= 課題 =
以下の本文で、T細胞について述べられている事柄をすべて箇条書きにしてください。

明るい光によってメラトニンの分泌は抑制されますので日中にはメラトニン分泌が低く、夜間に分泌量が十数倍に増加します。但し、強い照明(1000ルクス、明るい蛍光灯)を浴びると夜間であってもメラトニン分泌量は低下します。すなわちメラトニンは体内時計と環境光の両方から調節を受けています。
e-ヘルスネット メラトニン
https://www.e-healthnet.mhlw.go.jp/information/dictionary/heart/yk-062.html
参考:睡眠関連ホルモンの計測
https://www.jstage.jst.go.jp/article/jsmbe/46/2/46_2_169/_pdf
免疫機能
睡眠と免疫の関係については明確になっています。質の悪い睡眠は生活習慣病の罹患リスクを高め、かつ症状を悪化させることが分かっています。睡眠の質が改善されることで、免疫記憶で活躍するT細胞という免疫細胞の免疫記憶の持続時間が長くなると言われています。T細胞は侵入した病原体を認識、排除することで再度の侵入を抑制しています。睡眠を十分に取ると、T細胞の記憶の持続期間が長くなると言われています。

= 行一覧 =
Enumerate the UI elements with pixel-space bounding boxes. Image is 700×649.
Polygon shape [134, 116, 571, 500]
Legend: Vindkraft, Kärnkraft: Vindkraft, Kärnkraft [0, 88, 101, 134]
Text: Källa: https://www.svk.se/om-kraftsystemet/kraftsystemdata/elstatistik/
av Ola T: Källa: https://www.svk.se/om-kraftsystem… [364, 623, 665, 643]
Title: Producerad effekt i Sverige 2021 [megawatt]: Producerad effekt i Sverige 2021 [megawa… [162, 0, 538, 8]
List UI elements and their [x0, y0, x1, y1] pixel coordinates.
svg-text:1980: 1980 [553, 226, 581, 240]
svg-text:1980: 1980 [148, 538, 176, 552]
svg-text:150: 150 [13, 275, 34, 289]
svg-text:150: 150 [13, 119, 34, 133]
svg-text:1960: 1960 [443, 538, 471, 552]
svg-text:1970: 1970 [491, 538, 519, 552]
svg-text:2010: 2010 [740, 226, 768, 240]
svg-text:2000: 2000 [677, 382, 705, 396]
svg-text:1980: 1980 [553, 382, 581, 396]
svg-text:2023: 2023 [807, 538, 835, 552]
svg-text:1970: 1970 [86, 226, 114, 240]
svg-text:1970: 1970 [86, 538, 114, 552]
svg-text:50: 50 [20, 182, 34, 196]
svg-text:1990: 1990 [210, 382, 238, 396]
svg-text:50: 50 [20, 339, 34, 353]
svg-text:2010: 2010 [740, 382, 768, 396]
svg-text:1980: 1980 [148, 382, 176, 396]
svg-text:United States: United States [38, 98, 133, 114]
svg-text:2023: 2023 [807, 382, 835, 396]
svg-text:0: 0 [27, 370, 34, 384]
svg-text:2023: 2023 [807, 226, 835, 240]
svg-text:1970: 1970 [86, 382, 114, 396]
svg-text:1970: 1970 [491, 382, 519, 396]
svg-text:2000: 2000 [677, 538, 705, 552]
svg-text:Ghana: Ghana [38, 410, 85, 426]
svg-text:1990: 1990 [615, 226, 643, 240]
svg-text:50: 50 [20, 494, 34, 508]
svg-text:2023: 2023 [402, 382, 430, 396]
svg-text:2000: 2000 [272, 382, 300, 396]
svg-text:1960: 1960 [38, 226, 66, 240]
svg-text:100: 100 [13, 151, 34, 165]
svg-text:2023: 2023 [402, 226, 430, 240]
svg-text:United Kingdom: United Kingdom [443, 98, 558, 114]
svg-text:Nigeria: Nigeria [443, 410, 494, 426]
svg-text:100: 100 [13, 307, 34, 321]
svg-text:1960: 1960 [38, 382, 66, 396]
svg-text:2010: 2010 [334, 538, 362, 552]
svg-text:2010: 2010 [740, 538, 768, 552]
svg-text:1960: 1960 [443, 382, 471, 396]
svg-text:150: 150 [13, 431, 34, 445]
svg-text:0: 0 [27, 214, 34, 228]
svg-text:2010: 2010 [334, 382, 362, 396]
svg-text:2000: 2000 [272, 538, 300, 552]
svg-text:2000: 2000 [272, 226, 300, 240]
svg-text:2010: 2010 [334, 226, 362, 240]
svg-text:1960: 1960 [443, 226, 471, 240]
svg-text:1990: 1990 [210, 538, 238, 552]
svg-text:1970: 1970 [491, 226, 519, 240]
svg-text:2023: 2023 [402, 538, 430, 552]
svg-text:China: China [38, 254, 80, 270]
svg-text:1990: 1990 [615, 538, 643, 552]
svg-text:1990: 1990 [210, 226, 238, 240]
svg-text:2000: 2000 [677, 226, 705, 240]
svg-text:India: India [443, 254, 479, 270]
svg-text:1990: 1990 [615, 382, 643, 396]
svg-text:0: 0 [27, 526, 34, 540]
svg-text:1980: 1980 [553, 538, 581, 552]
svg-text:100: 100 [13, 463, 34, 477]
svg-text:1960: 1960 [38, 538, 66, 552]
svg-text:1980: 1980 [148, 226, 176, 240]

= 回答 =
・免疫記憶で活躍する免疫細胞である
・侵入した病原体を認識し、排除する
・病原体を認識・排除することで、再度の侵入を抑制している
・睡眠の質が改善される、または睡眠を十分に取ると、免疫記憶の持続期間が長くなると言われている